DIRECTIONS :: Return only the number of lines holding the word "某单代号网络计划如下图所示".

INFORMATION SUPPLIED ::
/---

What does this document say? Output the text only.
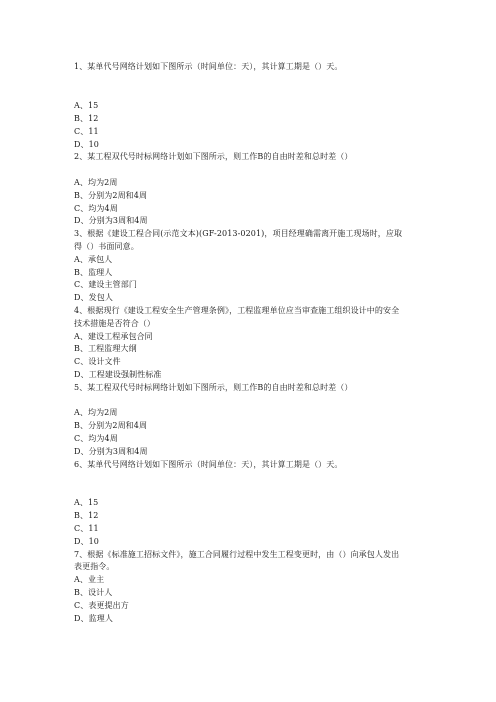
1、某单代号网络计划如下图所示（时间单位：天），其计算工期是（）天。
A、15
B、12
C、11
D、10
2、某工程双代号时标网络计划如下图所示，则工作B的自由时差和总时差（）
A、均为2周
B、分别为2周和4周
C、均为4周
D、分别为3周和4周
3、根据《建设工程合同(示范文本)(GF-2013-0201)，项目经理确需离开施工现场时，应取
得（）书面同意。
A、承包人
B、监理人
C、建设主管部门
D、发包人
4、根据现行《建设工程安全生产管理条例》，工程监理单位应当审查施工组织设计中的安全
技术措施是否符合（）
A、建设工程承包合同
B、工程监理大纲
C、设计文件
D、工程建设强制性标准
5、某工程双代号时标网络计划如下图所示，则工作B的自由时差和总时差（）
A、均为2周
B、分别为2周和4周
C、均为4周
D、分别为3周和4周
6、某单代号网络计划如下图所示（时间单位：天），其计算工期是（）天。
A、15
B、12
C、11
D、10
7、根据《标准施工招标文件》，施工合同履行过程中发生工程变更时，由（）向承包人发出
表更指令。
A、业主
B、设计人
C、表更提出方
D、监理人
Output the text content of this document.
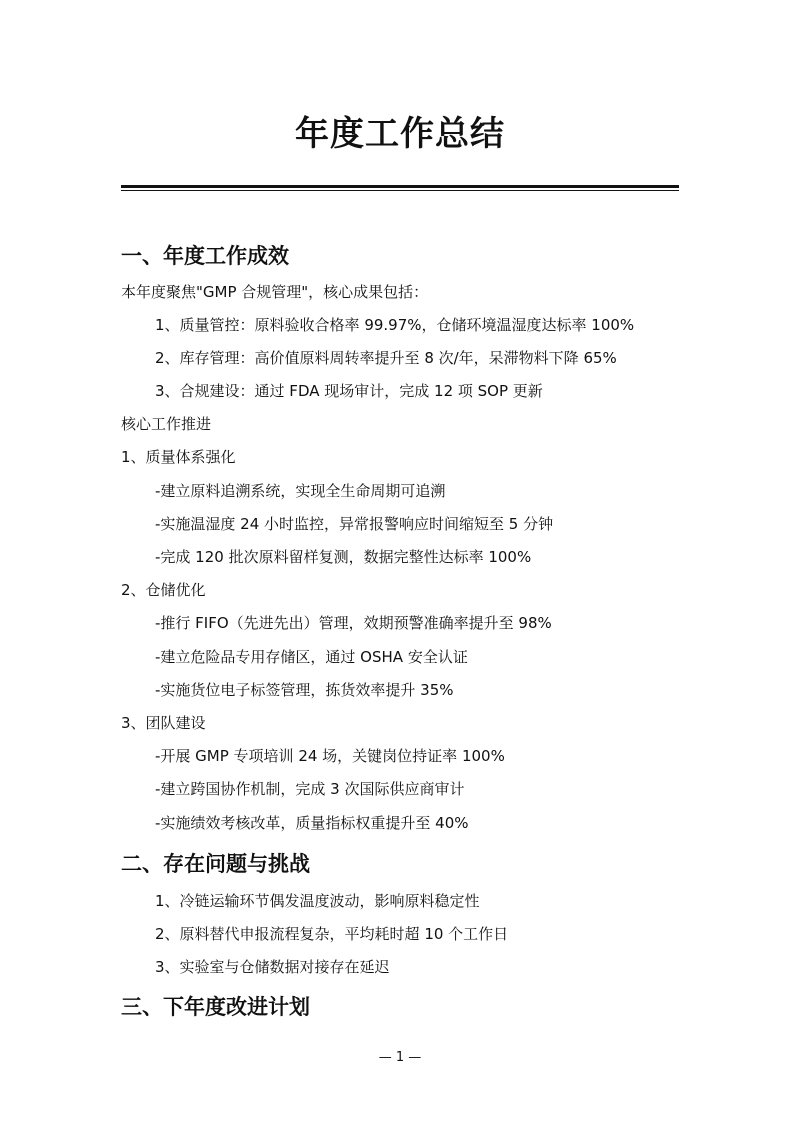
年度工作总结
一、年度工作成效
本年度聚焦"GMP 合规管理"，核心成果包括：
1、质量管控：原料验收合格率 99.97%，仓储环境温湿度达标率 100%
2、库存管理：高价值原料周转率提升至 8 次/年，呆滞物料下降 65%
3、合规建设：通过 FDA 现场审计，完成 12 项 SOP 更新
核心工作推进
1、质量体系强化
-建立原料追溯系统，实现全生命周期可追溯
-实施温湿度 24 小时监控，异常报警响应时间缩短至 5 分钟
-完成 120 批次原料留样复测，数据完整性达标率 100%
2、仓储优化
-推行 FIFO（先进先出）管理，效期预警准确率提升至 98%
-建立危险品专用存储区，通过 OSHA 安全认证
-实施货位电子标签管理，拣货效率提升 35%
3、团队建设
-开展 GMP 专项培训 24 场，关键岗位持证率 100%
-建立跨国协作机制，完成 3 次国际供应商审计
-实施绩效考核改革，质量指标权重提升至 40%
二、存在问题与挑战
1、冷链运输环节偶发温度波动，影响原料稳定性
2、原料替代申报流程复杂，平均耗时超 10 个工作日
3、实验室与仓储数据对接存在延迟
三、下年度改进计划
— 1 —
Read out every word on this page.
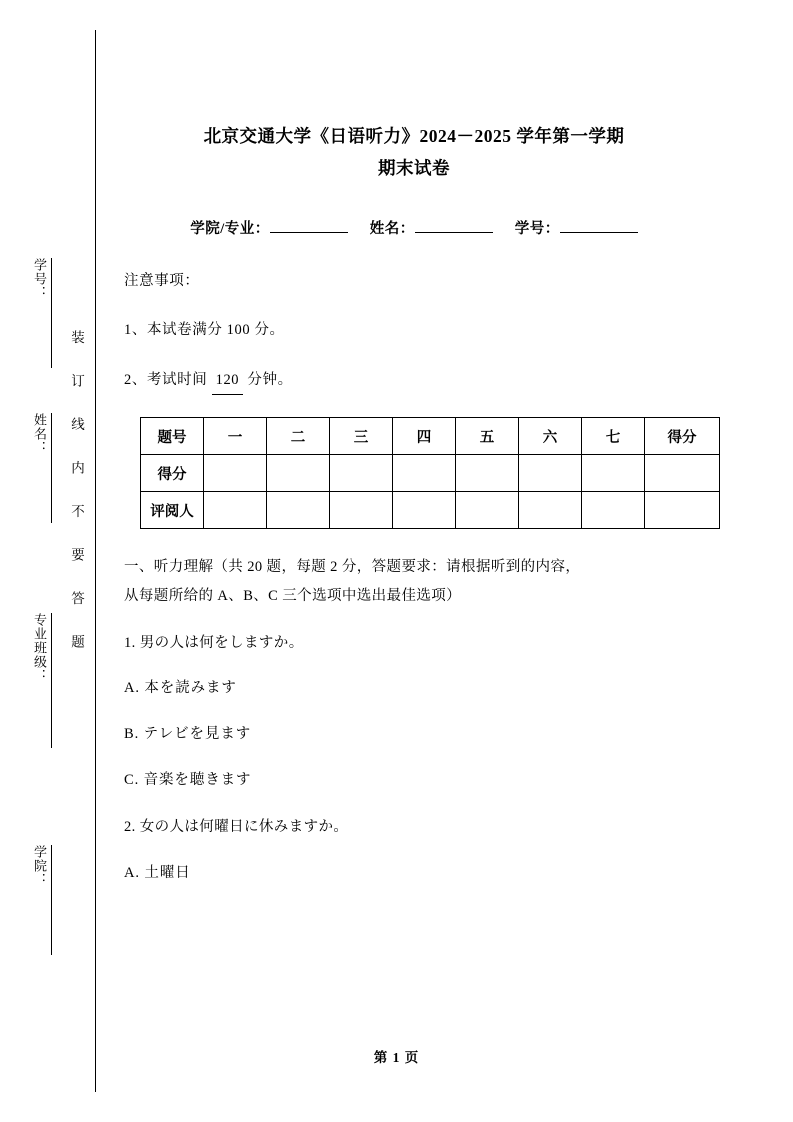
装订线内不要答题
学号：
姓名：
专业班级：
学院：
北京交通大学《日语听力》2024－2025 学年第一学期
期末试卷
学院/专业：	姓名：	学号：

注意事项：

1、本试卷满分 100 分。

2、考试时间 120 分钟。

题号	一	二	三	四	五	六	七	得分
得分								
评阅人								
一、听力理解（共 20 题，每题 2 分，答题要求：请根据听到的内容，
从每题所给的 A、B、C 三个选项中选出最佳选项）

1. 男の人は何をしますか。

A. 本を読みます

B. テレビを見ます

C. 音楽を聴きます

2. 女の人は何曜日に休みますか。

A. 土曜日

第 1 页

\---

THE RESPONSE :: 2